● **Given request**
From the entries below, copy every line where the string "contours" appears.

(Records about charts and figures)
((
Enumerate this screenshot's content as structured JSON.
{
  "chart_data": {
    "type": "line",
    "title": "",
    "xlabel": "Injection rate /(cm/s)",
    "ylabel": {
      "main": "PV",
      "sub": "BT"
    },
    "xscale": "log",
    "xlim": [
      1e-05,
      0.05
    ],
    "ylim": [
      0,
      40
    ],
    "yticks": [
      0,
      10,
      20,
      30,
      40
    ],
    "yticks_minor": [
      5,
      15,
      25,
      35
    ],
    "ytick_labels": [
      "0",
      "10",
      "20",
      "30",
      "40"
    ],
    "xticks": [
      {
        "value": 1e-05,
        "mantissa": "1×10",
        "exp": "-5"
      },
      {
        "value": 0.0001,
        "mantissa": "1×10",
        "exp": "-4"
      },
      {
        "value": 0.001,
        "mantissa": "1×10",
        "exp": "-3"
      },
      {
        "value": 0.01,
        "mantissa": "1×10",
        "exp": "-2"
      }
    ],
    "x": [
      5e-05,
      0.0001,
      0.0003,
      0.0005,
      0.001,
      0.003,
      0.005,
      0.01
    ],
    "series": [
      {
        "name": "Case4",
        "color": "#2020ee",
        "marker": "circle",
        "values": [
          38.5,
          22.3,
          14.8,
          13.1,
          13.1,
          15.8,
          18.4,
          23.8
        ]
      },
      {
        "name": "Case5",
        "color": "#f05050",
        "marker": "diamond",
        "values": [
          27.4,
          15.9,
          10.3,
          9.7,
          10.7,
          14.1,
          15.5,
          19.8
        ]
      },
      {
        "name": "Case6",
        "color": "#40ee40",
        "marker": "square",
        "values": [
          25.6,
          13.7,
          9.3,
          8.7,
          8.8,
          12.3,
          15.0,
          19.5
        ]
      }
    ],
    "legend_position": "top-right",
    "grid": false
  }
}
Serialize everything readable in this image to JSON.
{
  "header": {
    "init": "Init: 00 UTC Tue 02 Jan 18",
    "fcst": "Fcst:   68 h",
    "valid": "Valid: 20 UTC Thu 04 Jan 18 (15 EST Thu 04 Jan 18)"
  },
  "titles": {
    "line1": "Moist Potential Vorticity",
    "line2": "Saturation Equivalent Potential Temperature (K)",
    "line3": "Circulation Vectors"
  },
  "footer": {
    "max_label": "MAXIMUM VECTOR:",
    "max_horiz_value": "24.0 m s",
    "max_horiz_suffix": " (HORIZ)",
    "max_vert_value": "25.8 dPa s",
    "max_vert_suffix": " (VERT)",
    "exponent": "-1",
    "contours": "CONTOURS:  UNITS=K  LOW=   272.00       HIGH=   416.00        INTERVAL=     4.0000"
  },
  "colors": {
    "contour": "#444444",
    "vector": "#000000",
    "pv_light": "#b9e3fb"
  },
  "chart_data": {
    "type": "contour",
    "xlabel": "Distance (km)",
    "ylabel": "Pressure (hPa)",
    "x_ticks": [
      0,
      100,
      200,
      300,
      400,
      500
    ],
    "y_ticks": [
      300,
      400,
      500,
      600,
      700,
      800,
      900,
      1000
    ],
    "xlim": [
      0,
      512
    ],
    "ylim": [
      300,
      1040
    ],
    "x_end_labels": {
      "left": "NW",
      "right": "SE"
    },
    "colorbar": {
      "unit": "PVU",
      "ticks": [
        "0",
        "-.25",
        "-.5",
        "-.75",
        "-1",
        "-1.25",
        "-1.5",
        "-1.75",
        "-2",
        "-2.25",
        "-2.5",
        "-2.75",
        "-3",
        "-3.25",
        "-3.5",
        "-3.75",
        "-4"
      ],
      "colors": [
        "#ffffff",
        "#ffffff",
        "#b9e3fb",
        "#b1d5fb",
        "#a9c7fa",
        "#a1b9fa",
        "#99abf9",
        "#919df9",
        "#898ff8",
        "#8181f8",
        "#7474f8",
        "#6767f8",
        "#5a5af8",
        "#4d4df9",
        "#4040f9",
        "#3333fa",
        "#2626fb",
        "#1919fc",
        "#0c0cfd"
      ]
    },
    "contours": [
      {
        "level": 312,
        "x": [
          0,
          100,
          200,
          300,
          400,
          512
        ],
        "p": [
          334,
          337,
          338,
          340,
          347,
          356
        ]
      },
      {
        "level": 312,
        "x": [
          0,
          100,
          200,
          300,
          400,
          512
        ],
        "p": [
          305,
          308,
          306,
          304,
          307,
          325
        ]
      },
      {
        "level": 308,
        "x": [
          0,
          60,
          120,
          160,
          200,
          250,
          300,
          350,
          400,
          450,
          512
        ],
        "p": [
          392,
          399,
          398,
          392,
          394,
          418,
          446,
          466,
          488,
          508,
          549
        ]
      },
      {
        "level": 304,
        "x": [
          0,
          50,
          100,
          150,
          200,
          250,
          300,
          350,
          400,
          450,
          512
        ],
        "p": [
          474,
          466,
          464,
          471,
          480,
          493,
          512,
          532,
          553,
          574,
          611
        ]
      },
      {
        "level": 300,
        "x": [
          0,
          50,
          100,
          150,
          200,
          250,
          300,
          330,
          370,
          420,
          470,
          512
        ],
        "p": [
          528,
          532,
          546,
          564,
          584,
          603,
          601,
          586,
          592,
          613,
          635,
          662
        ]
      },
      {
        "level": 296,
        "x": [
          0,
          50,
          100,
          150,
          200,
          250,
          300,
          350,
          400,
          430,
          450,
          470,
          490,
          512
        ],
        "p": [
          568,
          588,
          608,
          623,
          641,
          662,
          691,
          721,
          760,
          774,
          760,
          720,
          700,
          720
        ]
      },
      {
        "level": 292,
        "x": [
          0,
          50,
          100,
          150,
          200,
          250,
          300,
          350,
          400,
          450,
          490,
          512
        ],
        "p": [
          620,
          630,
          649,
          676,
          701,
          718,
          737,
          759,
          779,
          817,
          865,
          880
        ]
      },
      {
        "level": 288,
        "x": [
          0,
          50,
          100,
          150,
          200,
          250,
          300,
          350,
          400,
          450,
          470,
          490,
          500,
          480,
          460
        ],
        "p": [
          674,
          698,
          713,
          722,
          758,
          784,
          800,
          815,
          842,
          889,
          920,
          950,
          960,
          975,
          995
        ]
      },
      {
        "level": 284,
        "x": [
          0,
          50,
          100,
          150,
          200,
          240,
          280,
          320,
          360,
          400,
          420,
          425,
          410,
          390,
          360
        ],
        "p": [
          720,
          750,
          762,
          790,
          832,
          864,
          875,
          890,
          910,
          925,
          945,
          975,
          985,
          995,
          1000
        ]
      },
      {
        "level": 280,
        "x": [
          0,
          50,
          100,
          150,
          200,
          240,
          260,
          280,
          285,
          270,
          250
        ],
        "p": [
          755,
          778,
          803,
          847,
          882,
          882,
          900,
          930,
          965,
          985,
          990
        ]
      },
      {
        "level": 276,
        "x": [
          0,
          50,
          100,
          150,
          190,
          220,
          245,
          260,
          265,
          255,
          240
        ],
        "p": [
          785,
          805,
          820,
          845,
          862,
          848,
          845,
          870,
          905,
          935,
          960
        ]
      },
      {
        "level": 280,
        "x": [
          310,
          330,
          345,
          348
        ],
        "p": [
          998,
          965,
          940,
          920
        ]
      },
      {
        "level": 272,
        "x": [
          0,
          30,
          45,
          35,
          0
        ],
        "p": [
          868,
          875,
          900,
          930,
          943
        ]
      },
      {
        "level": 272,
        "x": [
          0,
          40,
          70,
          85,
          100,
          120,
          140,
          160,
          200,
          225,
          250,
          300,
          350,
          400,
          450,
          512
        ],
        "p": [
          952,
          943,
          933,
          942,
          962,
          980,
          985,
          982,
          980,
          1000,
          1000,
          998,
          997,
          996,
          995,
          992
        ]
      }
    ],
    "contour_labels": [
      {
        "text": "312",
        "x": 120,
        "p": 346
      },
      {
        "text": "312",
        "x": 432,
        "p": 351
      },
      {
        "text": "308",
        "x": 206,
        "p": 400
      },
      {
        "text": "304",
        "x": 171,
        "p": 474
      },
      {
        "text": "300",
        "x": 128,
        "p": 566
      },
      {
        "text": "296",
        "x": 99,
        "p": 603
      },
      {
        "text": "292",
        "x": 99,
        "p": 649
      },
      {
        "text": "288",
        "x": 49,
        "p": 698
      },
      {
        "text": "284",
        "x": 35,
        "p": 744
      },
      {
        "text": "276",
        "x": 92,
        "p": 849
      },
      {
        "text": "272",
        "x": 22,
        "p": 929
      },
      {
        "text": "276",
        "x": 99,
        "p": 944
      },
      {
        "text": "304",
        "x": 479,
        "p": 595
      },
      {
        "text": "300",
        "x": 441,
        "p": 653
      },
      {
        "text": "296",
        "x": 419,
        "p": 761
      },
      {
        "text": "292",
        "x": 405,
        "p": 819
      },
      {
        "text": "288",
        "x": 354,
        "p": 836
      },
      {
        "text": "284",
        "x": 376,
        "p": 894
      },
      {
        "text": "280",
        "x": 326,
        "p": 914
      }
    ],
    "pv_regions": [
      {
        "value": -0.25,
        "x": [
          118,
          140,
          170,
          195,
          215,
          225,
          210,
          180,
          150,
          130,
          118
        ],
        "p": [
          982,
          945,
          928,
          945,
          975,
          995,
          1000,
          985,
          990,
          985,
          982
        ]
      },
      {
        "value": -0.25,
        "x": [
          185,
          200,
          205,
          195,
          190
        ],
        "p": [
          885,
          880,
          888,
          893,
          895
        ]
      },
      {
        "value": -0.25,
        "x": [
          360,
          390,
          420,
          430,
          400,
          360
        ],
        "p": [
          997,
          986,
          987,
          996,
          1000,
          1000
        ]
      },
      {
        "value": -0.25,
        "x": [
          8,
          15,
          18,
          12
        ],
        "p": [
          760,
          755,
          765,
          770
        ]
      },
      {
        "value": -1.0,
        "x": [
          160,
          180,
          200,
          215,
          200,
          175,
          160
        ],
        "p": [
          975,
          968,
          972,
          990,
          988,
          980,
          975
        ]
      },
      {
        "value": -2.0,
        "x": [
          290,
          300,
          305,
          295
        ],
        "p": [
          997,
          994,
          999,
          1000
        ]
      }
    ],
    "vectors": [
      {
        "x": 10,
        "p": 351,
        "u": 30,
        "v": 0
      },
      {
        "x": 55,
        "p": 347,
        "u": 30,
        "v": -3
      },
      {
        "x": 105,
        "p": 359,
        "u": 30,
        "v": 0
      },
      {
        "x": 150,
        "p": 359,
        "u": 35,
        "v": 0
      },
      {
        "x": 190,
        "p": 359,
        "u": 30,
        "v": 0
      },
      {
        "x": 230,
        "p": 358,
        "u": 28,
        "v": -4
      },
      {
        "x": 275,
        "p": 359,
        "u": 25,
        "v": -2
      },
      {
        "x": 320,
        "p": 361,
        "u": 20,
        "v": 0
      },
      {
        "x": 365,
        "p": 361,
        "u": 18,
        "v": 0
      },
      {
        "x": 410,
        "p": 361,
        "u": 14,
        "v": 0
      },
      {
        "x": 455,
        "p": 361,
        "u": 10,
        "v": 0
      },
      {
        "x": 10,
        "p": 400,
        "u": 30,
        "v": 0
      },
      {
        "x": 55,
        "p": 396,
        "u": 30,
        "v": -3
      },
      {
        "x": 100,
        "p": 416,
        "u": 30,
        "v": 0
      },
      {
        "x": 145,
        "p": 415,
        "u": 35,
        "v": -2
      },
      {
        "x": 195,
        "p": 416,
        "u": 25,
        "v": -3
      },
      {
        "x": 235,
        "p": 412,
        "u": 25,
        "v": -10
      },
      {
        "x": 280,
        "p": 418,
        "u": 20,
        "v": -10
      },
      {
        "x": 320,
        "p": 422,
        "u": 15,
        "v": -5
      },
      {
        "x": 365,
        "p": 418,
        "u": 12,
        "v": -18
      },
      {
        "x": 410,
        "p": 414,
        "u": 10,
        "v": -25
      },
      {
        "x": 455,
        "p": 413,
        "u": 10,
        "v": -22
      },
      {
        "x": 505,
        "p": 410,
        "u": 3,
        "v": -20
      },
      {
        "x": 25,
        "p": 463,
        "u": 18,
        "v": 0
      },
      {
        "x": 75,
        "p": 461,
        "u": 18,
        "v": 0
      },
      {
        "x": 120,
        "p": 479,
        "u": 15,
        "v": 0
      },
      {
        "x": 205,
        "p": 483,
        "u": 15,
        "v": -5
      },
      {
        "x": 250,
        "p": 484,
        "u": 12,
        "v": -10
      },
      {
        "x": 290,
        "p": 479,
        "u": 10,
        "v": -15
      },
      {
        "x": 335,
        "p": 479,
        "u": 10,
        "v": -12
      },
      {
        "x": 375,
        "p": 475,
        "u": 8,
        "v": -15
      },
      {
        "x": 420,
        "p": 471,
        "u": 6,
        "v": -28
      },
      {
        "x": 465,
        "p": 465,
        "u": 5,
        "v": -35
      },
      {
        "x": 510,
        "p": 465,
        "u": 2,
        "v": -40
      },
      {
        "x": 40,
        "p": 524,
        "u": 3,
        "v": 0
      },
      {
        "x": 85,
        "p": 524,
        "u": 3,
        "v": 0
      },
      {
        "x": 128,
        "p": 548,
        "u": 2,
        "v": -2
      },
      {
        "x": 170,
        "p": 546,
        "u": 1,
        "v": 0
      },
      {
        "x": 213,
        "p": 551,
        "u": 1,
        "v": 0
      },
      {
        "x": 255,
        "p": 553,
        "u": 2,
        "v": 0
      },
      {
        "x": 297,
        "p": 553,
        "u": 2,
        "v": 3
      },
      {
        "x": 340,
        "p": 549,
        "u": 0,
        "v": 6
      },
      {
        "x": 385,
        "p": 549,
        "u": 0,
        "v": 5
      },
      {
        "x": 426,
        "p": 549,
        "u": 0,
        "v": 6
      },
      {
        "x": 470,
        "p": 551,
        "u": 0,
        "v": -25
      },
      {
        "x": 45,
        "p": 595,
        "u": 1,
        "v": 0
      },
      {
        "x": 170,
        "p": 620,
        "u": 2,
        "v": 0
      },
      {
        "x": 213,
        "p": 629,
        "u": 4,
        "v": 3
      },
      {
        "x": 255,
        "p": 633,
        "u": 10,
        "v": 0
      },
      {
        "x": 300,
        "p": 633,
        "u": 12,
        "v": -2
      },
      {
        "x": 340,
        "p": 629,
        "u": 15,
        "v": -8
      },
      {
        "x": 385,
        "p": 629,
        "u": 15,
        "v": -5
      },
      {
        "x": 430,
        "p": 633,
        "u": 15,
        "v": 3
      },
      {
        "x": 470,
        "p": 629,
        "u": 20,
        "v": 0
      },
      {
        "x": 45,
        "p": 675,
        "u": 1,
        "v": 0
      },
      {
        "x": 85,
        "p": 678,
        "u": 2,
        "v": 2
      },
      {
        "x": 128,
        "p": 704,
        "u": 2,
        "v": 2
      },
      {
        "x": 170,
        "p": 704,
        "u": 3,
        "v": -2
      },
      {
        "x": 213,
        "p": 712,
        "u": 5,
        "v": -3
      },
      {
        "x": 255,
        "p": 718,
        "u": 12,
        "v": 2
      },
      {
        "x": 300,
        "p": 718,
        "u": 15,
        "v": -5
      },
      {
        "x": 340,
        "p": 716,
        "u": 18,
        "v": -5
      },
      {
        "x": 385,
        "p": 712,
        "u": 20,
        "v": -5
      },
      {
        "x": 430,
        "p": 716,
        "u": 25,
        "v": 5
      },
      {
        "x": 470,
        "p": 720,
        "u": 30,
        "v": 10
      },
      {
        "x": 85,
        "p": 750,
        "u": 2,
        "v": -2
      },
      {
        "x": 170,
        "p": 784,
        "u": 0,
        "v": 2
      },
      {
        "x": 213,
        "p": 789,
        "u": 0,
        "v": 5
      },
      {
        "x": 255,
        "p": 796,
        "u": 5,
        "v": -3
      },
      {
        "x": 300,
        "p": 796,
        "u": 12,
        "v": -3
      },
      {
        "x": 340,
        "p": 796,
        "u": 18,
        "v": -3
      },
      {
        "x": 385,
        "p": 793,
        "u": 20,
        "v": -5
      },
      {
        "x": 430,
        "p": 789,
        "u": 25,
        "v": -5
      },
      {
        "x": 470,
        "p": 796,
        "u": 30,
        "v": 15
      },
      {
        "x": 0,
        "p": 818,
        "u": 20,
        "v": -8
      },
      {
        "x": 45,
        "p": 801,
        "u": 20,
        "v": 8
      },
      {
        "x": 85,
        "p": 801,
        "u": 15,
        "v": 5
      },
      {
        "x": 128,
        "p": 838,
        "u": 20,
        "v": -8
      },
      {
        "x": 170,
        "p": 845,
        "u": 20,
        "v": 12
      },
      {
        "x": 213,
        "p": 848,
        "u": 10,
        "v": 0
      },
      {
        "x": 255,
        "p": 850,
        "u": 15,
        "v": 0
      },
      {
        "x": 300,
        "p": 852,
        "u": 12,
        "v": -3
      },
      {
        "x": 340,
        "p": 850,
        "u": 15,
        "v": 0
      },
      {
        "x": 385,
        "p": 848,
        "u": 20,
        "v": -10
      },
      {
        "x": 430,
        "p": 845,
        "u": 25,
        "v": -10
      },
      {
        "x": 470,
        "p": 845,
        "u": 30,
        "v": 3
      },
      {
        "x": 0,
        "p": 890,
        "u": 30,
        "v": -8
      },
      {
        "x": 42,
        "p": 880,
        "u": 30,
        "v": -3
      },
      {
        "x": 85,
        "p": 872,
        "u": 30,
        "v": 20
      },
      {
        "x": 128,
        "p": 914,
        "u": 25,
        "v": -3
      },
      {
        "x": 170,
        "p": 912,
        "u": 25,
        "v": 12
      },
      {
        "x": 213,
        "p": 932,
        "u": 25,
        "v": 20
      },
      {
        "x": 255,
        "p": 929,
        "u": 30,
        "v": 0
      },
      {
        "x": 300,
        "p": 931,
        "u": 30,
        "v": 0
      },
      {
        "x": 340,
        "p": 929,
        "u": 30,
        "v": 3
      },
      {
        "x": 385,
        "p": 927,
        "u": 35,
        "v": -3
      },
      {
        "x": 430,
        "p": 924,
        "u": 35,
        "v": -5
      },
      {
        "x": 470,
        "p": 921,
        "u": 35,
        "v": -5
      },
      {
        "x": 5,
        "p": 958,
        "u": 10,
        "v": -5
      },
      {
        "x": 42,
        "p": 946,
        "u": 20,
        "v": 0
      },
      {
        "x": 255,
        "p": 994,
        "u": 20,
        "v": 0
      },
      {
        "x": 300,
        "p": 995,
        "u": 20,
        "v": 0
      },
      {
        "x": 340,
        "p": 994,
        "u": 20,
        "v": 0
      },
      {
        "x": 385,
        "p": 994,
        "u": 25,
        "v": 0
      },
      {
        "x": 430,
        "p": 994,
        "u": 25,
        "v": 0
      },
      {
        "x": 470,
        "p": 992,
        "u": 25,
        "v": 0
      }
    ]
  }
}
))
● **The response**
    "contours": "CONTOURS:  UNITS=K  LOW=   272.00       HIGH=   416.00        INTERVAL=     4.0000"
    "contours": [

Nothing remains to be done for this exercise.